- _Dataset items_:
- - - - -

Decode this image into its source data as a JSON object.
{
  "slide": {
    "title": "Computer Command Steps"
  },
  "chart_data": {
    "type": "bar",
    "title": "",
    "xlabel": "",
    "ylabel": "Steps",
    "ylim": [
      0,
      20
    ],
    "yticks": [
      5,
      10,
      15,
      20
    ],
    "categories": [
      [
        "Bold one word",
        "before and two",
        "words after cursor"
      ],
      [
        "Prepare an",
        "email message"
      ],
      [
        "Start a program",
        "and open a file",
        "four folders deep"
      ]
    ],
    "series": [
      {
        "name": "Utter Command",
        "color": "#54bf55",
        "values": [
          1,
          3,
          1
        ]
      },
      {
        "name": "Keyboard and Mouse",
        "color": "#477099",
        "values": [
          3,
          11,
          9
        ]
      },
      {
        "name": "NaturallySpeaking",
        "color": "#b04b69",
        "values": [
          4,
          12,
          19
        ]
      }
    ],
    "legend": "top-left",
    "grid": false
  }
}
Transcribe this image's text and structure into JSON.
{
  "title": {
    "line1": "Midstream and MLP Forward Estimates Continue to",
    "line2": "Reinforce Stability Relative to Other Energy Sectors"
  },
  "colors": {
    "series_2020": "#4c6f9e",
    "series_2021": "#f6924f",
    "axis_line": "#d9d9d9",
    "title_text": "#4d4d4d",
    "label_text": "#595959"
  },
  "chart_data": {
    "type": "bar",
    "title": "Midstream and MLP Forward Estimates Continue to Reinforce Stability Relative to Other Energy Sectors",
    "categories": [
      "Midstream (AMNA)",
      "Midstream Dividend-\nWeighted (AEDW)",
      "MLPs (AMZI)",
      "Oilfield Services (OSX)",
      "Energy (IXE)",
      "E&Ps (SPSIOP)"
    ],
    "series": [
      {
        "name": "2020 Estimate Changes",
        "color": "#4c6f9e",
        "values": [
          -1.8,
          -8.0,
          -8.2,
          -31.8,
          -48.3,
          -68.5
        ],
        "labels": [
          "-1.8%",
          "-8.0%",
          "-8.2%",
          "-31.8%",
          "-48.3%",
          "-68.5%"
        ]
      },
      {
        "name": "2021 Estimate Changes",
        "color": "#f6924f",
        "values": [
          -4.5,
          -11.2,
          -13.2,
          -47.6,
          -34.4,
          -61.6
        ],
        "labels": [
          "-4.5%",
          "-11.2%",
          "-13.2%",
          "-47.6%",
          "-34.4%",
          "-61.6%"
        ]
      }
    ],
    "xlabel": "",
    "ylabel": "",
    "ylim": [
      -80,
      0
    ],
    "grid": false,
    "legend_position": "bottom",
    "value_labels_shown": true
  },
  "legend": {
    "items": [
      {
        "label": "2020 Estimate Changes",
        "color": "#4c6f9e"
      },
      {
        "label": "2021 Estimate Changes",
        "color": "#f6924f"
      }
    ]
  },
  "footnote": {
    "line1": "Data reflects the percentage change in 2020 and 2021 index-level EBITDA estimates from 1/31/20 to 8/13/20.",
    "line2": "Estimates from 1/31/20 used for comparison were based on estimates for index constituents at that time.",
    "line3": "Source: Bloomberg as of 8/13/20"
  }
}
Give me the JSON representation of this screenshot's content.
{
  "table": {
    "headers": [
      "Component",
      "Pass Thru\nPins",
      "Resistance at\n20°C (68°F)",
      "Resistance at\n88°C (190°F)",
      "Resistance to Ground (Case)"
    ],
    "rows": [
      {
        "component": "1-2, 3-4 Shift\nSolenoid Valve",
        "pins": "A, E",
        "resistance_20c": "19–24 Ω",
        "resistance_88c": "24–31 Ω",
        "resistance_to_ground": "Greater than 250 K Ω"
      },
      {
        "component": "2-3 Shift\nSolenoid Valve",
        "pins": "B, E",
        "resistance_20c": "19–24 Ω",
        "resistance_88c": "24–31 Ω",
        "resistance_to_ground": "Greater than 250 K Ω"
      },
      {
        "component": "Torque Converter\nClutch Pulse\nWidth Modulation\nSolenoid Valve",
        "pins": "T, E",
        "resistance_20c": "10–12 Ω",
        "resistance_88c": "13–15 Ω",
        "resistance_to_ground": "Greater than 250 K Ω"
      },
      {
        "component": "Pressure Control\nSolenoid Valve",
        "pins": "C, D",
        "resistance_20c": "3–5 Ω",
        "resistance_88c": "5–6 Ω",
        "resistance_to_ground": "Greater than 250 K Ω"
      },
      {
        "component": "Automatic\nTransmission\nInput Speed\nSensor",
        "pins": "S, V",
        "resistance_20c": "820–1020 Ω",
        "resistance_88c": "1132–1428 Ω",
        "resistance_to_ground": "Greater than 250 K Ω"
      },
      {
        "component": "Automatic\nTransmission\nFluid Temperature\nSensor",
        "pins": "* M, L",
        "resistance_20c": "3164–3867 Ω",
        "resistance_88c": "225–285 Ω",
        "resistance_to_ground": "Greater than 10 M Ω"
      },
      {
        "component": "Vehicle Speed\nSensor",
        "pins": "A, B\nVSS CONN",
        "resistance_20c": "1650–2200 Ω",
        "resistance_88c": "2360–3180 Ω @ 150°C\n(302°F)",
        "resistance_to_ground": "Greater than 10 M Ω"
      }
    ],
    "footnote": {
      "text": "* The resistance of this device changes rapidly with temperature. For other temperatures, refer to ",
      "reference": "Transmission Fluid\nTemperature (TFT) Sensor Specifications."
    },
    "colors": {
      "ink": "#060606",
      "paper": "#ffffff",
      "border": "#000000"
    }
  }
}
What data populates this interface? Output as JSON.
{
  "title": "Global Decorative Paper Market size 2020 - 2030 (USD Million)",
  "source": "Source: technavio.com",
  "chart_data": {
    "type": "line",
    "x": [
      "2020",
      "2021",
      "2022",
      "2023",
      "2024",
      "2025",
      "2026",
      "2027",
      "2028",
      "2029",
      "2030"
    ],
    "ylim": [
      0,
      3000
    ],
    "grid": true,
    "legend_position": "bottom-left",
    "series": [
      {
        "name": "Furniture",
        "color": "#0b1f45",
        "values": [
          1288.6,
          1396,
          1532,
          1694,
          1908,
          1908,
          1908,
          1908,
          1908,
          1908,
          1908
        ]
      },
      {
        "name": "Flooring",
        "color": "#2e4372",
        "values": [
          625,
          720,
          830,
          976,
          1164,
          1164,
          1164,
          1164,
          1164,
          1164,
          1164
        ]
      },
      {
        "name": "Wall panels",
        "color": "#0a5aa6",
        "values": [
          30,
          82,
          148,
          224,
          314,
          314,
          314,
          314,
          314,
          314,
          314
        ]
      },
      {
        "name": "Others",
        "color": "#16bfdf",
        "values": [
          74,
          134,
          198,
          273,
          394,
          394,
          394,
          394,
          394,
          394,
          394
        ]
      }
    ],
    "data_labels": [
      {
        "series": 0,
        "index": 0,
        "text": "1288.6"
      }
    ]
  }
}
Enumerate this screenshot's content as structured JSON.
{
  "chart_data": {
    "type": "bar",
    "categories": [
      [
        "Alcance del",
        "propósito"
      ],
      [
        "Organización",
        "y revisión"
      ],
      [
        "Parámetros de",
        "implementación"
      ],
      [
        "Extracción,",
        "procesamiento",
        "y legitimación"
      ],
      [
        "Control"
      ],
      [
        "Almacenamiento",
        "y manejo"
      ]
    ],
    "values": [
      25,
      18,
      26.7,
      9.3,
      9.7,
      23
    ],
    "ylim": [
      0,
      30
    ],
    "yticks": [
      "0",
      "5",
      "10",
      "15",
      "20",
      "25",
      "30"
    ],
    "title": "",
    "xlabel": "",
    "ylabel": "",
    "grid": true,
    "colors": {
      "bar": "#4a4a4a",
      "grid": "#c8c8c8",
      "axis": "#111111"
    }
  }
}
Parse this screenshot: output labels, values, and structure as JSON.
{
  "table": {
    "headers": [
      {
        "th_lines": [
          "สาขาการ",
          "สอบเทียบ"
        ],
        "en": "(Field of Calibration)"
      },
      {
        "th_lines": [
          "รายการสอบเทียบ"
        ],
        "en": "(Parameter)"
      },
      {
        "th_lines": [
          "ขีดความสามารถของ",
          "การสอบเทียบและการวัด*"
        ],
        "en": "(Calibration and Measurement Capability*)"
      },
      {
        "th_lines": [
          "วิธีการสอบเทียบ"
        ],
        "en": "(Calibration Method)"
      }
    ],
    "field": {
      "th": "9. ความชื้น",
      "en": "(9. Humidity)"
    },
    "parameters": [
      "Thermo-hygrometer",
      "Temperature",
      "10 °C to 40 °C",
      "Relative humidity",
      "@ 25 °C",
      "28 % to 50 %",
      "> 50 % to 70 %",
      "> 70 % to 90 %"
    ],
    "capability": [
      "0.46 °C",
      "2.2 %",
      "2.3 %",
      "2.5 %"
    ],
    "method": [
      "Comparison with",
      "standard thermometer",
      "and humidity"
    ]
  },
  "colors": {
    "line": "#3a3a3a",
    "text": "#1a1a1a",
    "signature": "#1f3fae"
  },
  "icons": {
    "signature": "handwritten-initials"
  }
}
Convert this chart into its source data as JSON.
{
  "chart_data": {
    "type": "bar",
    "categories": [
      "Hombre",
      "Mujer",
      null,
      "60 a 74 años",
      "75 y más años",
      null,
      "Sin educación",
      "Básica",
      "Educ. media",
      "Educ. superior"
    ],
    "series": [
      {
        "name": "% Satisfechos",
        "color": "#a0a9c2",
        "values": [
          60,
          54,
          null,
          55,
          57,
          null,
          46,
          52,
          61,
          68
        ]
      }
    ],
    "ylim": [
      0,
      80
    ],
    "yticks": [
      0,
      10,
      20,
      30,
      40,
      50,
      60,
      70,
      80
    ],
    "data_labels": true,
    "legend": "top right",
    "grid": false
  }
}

- - - - -

- _Work to be completed_: Show the lines where the word "index" appears in the entries.

- _Exercise output_:
    "line1": "Data reflects the percentage change in 2020 and 2021 index-level EBITDA estimates from 1/31/20 to 8/13/20.",
    "line2": "Estimates from 1/31/20 used for comparison were based on estimates for index constituents at that time.",
        "index": 0,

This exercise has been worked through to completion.